* _Stated problem_: Which lines contain the string "this"? Please list every one of them.

* _Records provided_:
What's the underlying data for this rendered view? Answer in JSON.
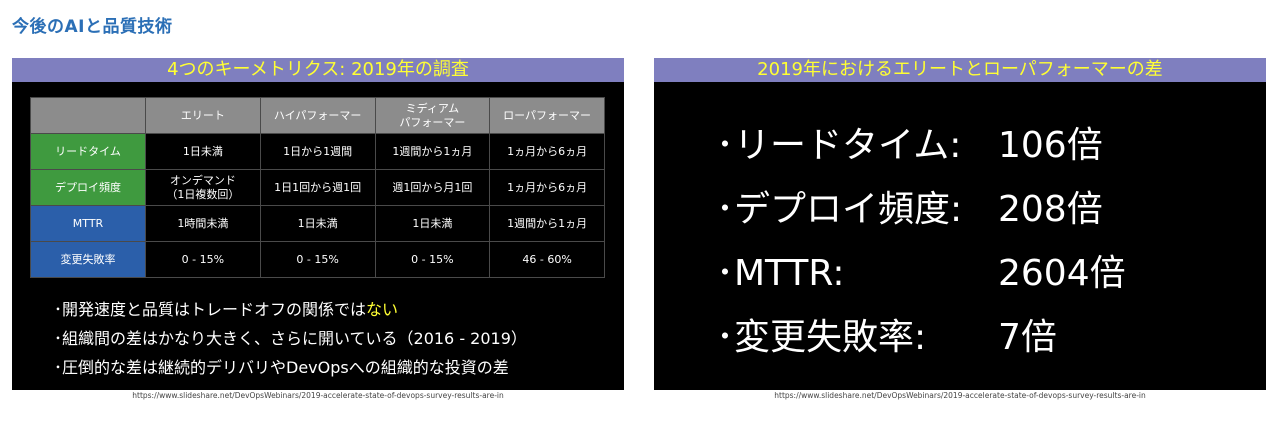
{
  "page": {
    "heading": "今後のAIと品質技術"
  },
  "left_slide": {
    "title": "4つのキーメトリクス: 2019年の調査",
    "table": {
      "columns": [
        "エリート",
        "ハイパフォーマー",
        "ミディアム\nパフォーマー",
        "ローパフォーマー"
      ],
      "rows": [
        {
          "label": "リードタイム",
          "cells": [
            "1日未満",
            "1日から1週間",
            "1週間から1ヵ月",
            "1ヵ月から6ヵ月"
          ]
        },
        {
          "label": "デプロイ頻度",
          "cells": [
            "オンデマンド\n（1日複数回）",
            "1日1回から週1回",
            "週1回から月1回",
            "1ヵ月から6ヵ月"
          ]
        },
        {
          "label": "MTTR",
          "cells": [
            "1時間未満",
            "1日未満",
            "1日未満",
            "1週間から1ヵ月"
          ]
        },
        {
          "label": "変更失敗率",
          "cells": [
            "0 - 15%",
            "0 - 15%",
            "0 - 15%",
            "46 - 60%"
          ]
        }
      ]
    },
    "bullets": {
      "b1_text": "･開発速度と品質はトレードオフの関係では",
      "b1_highlight": "ない",
      "b2": "･組織間の差はかなり大きく、さらに開いている（2016 - 2019）",
      "b3": "･圧倒的な差は継続的デリバリやDevOpsへの組織的な投資の差"
    },
    "source": "https://www.slideshare.net/DevOpsWebinars/2019-accelerate-state-of-devops-survey-results-are-in"
  },
  "right_slide": {
    "title": "2019年におけるエリートとローパフォーマーの差",
    "items": [
      {
        "label": "･リードタイム:",
        "value": "106倍"
      },
      {
        "label": "･デプロイ頻度:",
        "value": "208倍"
      },
      {
        "label": "･MTTR:",
        "value": "2604倍"
      },
      {
        "label": "･変更失敗率:",
        "value": "7倍"
      }
    ],
    "source": "https://www.slideshare.net/DevOpsWebinars/2019-accelerate-state-of-devops-survey-results-are-in"
  }
}
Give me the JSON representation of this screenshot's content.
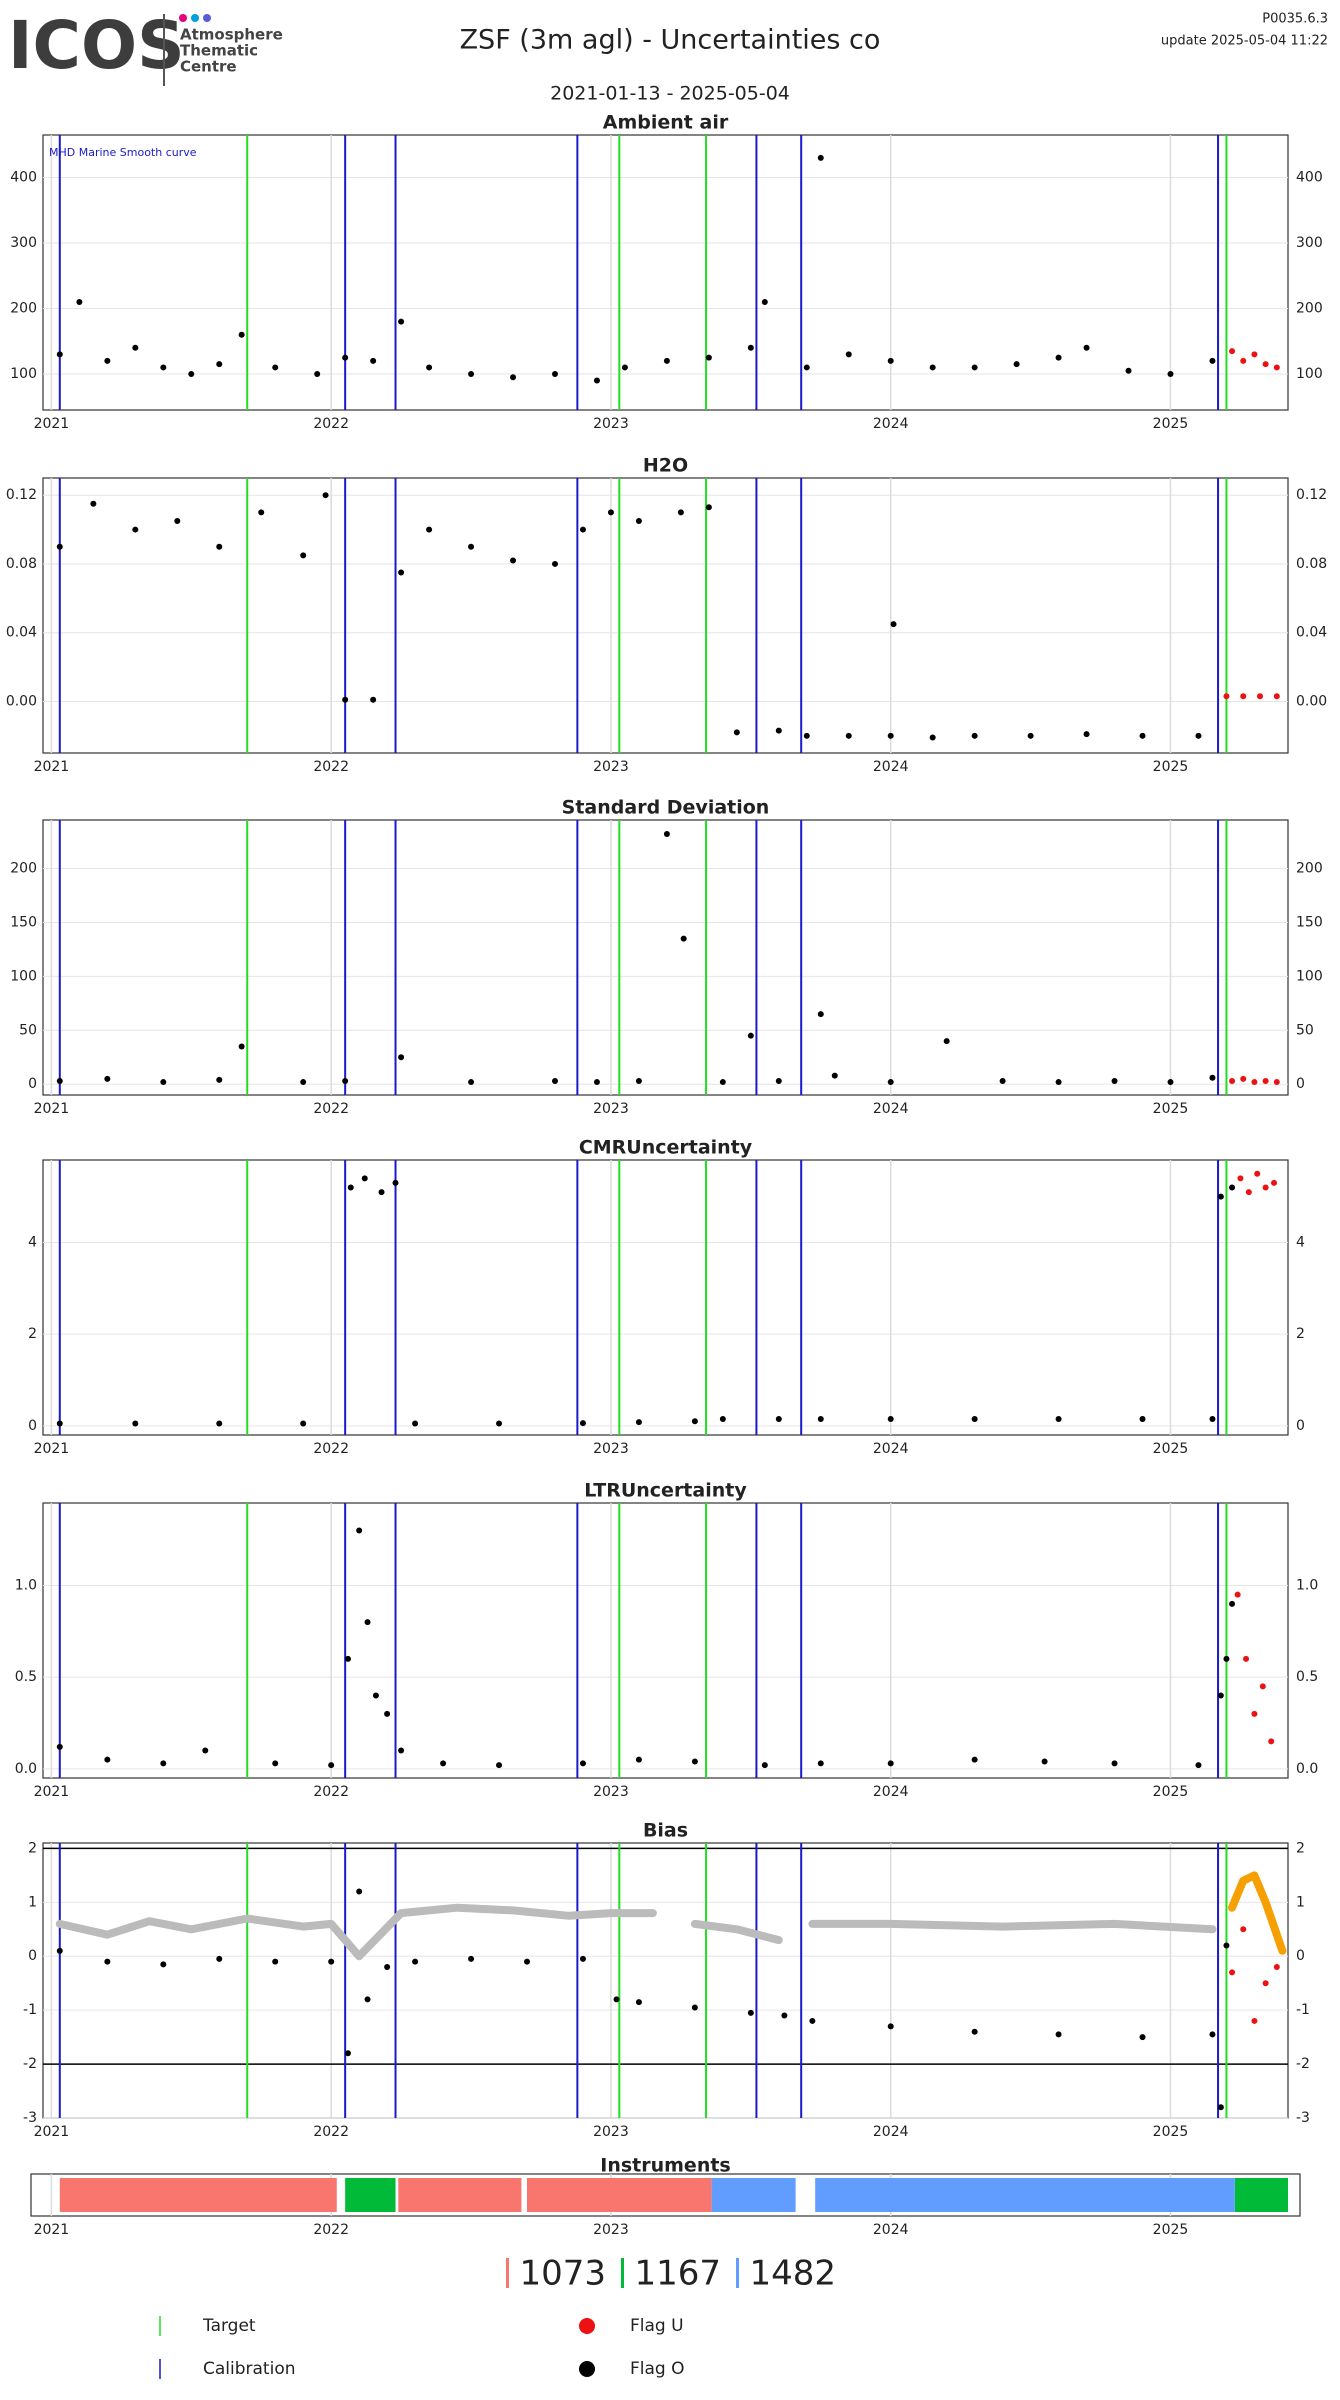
{
  "header": {
    "logo": "ICOS",
    "logo_sub": [
      "Atmosphere",
      "Thematic",
      "Centre"
    ],
    "title": "ZSF  (3m agl) - Uncertainties co",
    "subtitle": "2021-01-13 - 2025-05-04",
    "version": "P0035.6.3",
    "update": "update  2025-05-04 11:22"
  },
  "events": {
    "target": {
      "name": "Target",
      "color": "#22dd22",
      "x": [
        2021.7,
        2023.03,
        2023.34,
        2025.2
      ]
    },
    "calibration": {
      "name": "Calibration",
      "color": "#1a1acc",
      "x": [
        2021.03,
        2022.05,
        2022.23,
        2022.88,
        2023.52,
        2023.68,
        2025.17
      ]
    }
  },
  "chart_data": [
    {
      "type": "scatter",
      "title": "Ambient air",
      "annotation": "MHD Marine Smooth curve",
      "xlim": [
        2020.97,
        2025.42
      ],
      "xticks": [
        2021,
        2022,
        2023,
        2024,
        2025
      ],
      "ylim": [
        45,
        465
      ],
      "yticks": [
        100,
        200,
        300,
        400
      ],
      "grid": true,
      "series": [
        {
          "name": "Flag O",
          "color": "#000000",
          "x": [
            2021.03,
            2021.1,
            2021.2,
            2021.3,
            2021.4,
            2021.5,
            2021.6,
            2021.68,
            2021.8,
            2021.95,
            2022.05,
            2022.15,
            2022.25,
            2022.35,
            2022.5,
            2022.65,
            2022.8,
            2022.95,
            2023.05,
            2023.2,
            2023.35,
            2023.5,
            2023.55,
            2023.7,
            2023.75,
            2023.85,
            2024.0,
            2024.15,
            2024.3,
            2024.45,
            2024.6,
            2024.7,
            2024.85,
            2025.0,
            2025.15
          ],
          "values": [
            130,
            210,
            120,
            140,
            110,
            100,
            115,
            160,
            110,
            100,
            125,
            120,
            180,
            110,
            100,
            95,
            100,
            90,
            110,
            120,
            125,
            140,
            210,
            110,
            430,
            130,
            120,
            110,
            110,
            115,
            125,
            140,
            105,
            100,
            120
          ]
        },
        {
          "name": "Flag U",
          "color": "#ee1111",
          "x": [
            2025.22,
            2025.26,
            2025.3,
            2025.34,
            2025.38
          ],
          "values": [
            135,
            120,
            130,
            115,
            110
          ]
        }
      ]
    },
    {
      "type": "scatter",
      "title": "H2O",
      "xlim": [
        2020.97,
        2025.42
      ],
      "xticks": [
        2021,
        2022,
        2023,
        2024,
        2025
      ],
      "ylim": [
        -0.03,
        0.13
      ],
      "yticks": [
        {
          "value": 0,
          "label": "0.00"
        },
        0.04,
        0.08,
        0.12
      ],
      "grid": true,
      "series": [
        {
          "name": "Flag O",
          "color": "#000000",
          "x": [
            2021.03,
            2021.15,
            2021.3,
            2021.45,
            2021.6,
            2021.75,
            2021.9,
            2021.98,
            2022.05,
            2022.15,
            2022.25,
            2022.35,
            2022.5,
            2022.65,
            2022.8,
            2022.9,
            2023.0,
            2023.1,
            2023.25,
            2023.35,
            2023.45,
            2023.6,
            2023.7,
            2023.85,
            2024.0,
            2024.01,
            2024.15,
            2024.3,
            2024.5,
            2024.7,
            2024.9,
            2025.1
          ],
          "values": [
            0.09,
            0.115,
            0.1,
            0.105,
            0.09,
            0.11,
            0.085,
            0.12,
            0.001,
            0.001,
            0.075,
            0.1,
            0.09,
            0.082,
            0.08,
            0.1,
            0.11,
            0.105,
            0.11,
            0.113,
            -0.018,
            -0.017,
            -0.02,
            -0.02,
            -0.02,
            0.045,
            -0.021,
            -0.02,
            -0.02,
            -0.019,
            -0.02,
            -0.02
          ]
        },
        {
          "name": "Flag U",
          "color": "#ee1111",
          "x": [
            2025.2,
            2025.26,
            2025.32,
            2025.38
          ],
          "values": [
            0.003,
            0.003,
            0.003,
            0.003
          ]
        }
      ]
    },
    {
      "type": "scatter",
      "title": "Standard Deviation",
      "xlim": [
        2020.97,
        2025.42
      ],
      "xticks": [
        2021,
        2022,
        2023,
        2024,
        2025
      ],
      "ylim": [
        -10,
        245
      ],
      "yticks": [
        0,
        50,
        100,
        150,
        200
      ],
      "grid": true,
      "series": [
        {
          "name": "Flag O",
          "color": "#000000",
          "x": [
            2021.03,
            2021.2,
            2021.4,
            2021.6,
            2021.68,
            2021.9,
            2022.05,
            2022.25,
            2022.5,
            2022.8,
            2022.95,
            2023.1,
            2023.2,
            2023.26,
            2023.4,
            2023.5,
            2023.6,
            2023.75,
            2023.8,
            2024.0,
            2024.2,
            2024.4,
            2024.6,
            2024.8,
            2025.0,
            2025.15
          ],
          "values": [
            3,
            5,
            2,
            4,
            35,
            2,
            3,
            25,
            2,
            3,
            2,
            3,
            232,
            135,
            2,
            45,
            3,
            65,
            8,
            2,
            40,
            3,
            2,
            3,
            2,
            6
          ]
        },
        {
          "name": "Flag U",
          "color": "#ee1111",
          "x": [
            2025.22,
            2025.26,
            2025.3,
            2025.34,
            2025.38
          ],
          "values": [
            3,
            5,
            2,
            3,
            2
          ]
        }
      ]
    },
    {
      "type": "scatter",
      "title": "CMRUncertainty",
      "xlim": [
        2020.97,
        2025.42
      ],
      "xticks": [
        2021,
        2022,
        2023,
        2024,
        2025
      ],
      "ylim": [
        -0.2,
        5.8
      ],
      "yticks": [
        0,
        2,
        4
      ],
      "grid": true,
      "series": [
        {
          "name": "Flag O",
          "color": "#000000",
          "x": [
            2021.03,
            2021.3,
            2021.6,
            2021.9,
            2022.07,
            2022.12,
            2022.18,
            2022.23,
            2022.3,
            2022.6,
            2022.9,
            2023.1,
            2023.3,
            2023.4,
            2023.6,
            2023.75,
            2024.0,
            2024.3,
            2024.6,
            2024.9,
            2025.15,
            2025.18,
            2025.22
          ],
          "values": [
            0.05,
            0.05,
            0.05,
            0.05,
            5.2,
            5.4,
            5.1,
            5.3,
            0.05,
            0.05,
            0.06,
            0.08,
            0.1,
            0.15,
            0.15,
            0.15,
            0.15,
            0.15,
            0.15,
            0.15,
            0.15,
            5.0,
            5.2
          ]
        },
        {
          "name": "Flag U",
          "color": "#ee1111",
          "x": [
            2025.25,
            2025.28,
            2025.31,
            2025.34,
            2025.37
          ],
          "values": [
            5.4,
            5.1,
            5.5,
            5.2,
            5.3
          ]
        }
      ]
    },
    {
      "type": "scatter",
      "title": "LTRUncertainty",
      "xlim": [
        2020.97,
        2025.42
      ],
      "xticks": [
        2021,
        2022,
        2023,
        2024,
        2025
      ],
      "ylim": [
        -0.05,
        1.45
      ],
      "yticks": [
        {
          "value": 0,
          "label": "0.0"
        },
        0.5,
        {
          "value": 1,
          "label": "1.0"
        }
      ],
      "grid": true,
      "series": [
        {
          "name": "Flag O",
          "color": "#000000",
          "x": [
            2021.03,
            2021.2,
            2021.4,
            2021.55,
            2021.8,
            2022.0,
            2022.06,
            2022.1,
            2022.13,
            2022.16,
            2022.2,
            2022.25,
            2022.4,
            2022.6,
            2022.9,
            2023.1,
            2023.3,
            2023.55,
            2023.75,
            2024.0,
            2024.3,
            2024.55,
            2024.8,
            2025.1,
            2025.18,
            2025.2,
            2025.22
          ],
          "values": [
            0.12,
            0.05,
            0.03,
            0.1,
            0.03,
            0.02,
            0.6,
            1.3,
            0.8,
            0.4,
            0.3,
            0.1,
            0.03,
            0.02,
            0.03,
            0.05,
            0.04,
            0.02,
            0.03,
            0.03,
            0.05,
            0.04,
            0.03,
            0.02,
            0.4,
            0.6,
            0.9
          ]
        },
        {
          "name": "Flag U",
          "color": "#ee1111",
          "x": [
            2025.24,
            2025.27,
            2025.3,
            2025.33,
            2025.36
          ],
          "values": [
            0.95,
            0.6,
            0.3,
            0.45,
            0.15
          ]
        }
      ]
    },
    {
      "type": "scatter",
      "title": "Bias",
      "xlim": [
        2020.97,
        2025.42
      ],
      "xticks": [
        2021,
        2022,
        2023,
        2024,
        2025
      ],
      "ylim": [
        -3,
        2.1
      ],
      "yticks": [
        -3,
        -2,
        -1,
        0,
        1,
        2
      ],
      "grid": true,
      "hlines": [
        2,
        -2
      ],
      "series": [
        {
          "color": "#bbbbbb",
          "mode": "line",
          "x": [
            2021.03,
            2021.2,
            2021.35,
            2021.5,
            2021.7,
            2021.9,
            2022.0,
            2022.1,
            2022.25,
            2022.45,
            2022.65,
            2022.85,
            2023.0,
            2023.15,
            2023.25,
            2023.3,
            2023.45,
            2023.6,
            2023.65,
            2023.72,
            2024.0,
            2024.4,
            2024.8,
            2025.15
          ],
          "values": [
            0.6,
            0.4,
            0.65,
            0.5,
            0.7,
            0.55,
            0.6,
            0.0,
            0.8,
            0.9,
            0.85,
            0.75,
            0.8,
            0.8,
            null,
            0.6,
            0.5,
            0.3,
            null,
            0.6,
            0.6,
            0.55,
            0.6,
            0.5
          ]
        },
        {
          "color": "#f5a000",
          "mode": "line",
          "x": [
            2025.22,
            2025.26,
            2025.3,
            2025.34,
            2025.4
          ],
          "values": [
            0.9,
            1.4,
            1.5,
            1.0,
            0.1
          ]
        },
        {
          "name": "Flag O",
          "color": "#000000",
          "x": [
            2021.03,
            2021.2,
            2021.4,
            2021.6,
            2021.8,
            2022.0,
            2022.06,
            2022.1,
            2022.13,
            2022.2,
            2022.3,
            2022.5,
            2022.7,
            2022.9,
            2023.02,
            2023.1,
            2023.3,
            2023.5,
            2023.62,
            2023.72,
            2024.0,
            2024.3,
            2024.6,
            2024.9,
            2025.15,
            2025.18,
            2025.2
          ],
          "values": [
            0.1,
            -0.1,
            -0.15,
            -0.05,
            -0.1,
            -0.1,
            -1.8,
            1.2,
            -0.8,
            -0.2,
            -0.1,
            -0.05,
            -0.1,
            -0.05,
            -0.8,
            -0.85,
            -0.95,
            -1.05,
            -1.1,
            -1.2,
            -1.3,
            -1.4,
            -1.45,
            -1.5,
            -1.45,
            -2.8,
            0.2
          ]
        },
        {
          "name": "Flag U",
          "color": "#ee1111",
          "x": [
            2025.22,
            2025.26,
            2025.3,
            2025.34,
            2025.38
          ],
          "values": [
            -0.3,
            0.5,
            -1.2,
            -0.5,
            -0.2
          ]
        }
      ]
    },
    {
      "type": "timeline",
      "title": "Instruments",
      "xlim": [
        2020.97,
        2025.42
      ],
      "xticks": [
        2021,
        2022,
        2023,
        2024,
        2025
      ],
      "series": [
        {
          "name": "1073",
          "color": "#f8766d",
          "ranges": [
            [
              2021.03,
              2022.02
            ],
            [
              2022.24,
              2022.68
            ],
            [
              2022.7,
              2023.36
            ]
          ]
        },
        {
          "name": "1167",
          "color": "#00ba38",
          "ranges": [
            [
              2022.05,
              2022.23
            ],
            [
              2025.23,
              2025.42
            ]
          ]
        },
        {
          "name": "1482",
          "color": "#619cff",
          "ranges": [
            [
              2023.36,
              2023.66
            ],
            [
              2023.73,
              2025.23
            ]
          ]
        }
      ]
    }
  ]
}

* _Task result_:
What's the underlying data for this rendered view? Answer in JSON.
Give me the JSON representation of this screenshot's content.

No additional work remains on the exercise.